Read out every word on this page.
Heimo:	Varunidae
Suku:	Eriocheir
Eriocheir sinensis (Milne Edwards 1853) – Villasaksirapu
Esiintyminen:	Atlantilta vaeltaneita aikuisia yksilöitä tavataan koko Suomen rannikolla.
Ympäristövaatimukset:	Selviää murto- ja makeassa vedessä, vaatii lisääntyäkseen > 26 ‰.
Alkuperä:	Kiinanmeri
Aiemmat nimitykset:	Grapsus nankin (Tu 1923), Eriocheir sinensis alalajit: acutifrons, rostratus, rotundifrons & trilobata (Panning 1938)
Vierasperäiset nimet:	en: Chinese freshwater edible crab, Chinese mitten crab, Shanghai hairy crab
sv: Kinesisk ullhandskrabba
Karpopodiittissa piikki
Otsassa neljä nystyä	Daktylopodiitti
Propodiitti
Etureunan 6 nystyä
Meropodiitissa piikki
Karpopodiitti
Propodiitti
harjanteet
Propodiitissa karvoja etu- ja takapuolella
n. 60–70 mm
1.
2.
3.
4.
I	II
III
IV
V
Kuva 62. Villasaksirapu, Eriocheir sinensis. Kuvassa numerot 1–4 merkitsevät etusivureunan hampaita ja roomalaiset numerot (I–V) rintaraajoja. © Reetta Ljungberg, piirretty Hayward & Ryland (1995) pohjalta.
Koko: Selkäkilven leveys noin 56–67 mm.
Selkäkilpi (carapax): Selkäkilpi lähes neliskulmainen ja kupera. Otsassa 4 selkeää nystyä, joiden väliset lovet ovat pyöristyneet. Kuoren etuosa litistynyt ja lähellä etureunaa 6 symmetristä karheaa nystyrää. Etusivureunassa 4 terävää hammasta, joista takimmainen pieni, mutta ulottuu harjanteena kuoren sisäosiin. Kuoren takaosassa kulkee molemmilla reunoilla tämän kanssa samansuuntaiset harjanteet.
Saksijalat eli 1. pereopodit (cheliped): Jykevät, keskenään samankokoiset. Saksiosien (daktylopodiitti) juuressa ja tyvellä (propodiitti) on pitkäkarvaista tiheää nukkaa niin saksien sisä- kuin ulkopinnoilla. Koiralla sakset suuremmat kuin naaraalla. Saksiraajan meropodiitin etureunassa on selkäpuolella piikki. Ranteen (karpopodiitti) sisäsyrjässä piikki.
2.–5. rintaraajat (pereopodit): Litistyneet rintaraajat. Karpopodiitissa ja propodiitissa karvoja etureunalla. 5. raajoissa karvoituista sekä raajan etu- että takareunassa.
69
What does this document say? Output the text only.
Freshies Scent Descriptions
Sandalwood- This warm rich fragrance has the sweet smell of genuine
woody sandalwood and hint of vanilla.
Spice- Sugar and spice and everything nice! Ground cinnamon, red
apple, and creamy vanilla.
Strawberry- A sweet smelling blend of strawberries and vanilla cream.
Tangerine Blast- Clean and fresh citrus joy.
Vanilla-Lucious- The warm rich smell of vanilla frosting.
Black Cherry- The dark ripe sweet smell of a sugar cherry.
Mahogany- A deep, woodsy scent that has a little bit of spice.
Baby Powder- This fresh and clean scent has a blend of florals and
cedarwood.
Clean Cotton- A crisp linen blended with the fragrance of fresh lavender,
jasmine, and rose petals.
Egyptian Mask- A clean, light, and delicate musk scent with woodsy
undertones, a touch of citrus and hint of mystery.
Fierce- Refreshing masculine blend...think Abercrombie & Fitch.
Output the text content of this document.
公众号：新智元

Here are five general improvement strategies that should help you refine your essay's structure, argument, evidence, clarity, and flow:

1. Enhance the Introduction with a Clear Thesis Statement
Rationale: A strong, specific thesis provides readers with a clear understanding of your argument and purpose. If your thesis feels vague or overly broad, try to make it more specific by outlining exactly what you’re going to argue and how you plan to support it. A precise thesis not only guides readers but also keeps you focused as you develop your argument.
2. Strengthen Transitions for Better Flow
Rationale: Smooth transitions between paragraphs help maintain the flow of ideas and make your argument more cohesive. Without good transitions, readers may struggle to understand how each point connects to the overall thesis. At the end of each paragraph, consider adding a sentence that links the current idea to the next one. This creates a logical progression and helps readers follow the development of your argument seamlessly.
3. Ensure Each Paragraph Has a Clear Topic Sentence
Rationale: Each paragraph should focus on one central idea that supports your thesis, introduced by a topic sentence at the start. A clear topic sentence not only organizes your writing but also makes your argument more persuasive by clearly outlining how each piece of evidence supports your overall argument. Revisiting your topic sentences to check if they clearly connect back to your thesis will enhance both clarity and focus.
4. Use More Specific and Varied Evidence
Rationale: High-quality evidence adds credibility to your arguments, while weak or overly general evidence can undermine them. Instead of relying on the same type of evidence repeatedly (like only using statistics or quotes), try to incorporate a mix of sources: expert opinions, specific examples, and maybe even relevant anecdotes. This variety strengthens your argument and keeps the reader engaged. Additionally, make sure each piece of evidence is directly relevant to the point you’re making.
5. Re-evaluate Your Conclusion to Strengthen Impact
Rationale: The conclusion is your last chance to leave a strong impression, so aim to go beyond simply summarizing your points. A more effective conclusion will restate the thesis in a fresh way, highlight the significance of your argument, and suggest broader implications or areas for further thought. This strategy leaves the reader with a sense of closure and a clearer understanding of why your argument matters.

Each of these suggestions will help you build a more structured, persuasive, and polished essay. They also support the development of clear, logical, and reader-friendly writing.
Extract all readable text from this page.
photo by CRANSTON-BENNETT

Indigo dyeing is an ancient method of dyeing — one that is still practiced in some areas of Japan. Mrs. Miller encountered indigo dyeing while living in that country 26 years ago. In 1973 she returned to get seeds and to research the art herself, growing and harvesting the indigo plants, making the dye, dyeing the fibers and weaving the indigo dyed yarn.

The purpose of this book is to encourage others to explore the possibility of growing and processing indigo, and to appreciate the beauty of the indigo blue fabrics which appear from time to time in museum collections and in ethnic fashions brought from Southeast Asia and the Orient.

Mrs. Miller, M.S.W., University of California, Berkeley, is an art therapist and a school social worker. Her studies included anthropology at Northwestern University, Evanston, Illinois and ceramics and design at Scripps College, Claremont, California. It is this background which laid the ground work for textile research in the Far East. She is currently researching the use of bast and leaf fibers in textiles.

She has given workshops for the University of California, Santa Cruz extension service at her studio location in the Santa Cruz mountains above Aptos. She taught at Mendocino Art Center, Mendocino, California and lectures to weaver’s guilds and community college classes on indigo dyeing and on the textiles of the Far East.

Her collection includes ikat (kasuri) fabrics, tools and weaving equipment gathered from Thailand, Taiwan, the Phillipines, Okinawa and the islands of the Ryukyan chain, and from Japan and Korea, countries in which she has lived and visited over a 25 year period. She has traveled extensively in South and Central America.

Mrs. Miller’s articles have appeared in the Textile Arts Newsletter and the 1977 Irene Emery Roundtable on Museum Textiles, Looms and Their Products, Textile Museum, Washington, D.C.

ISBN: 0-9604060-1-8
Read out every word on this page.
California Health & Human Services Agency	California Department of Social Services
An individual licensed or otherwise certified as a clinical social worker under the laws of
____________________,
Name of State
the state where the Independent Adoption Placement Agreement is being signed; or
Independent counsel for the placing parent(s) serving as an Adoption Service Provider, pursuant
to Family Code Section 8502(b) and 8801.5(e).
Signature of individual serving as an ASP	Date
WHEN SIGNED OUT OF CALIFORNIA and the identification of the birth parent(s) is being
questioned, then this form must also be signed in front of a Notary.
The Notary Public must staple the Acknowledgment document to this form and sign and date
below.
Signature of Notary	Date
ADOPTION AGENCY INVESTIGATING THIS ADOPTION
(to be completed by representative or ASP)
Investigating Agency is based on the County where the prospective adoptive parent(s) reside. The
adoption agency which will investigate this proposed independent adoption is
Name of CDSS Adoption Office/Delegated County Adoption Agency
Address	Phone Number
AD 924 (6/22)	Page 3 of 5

━━━━━━━━━━━━━━━━

Work through the data and report how many of its lines hold the word "individual", giving only the figure.

:: Answer for the task ::
2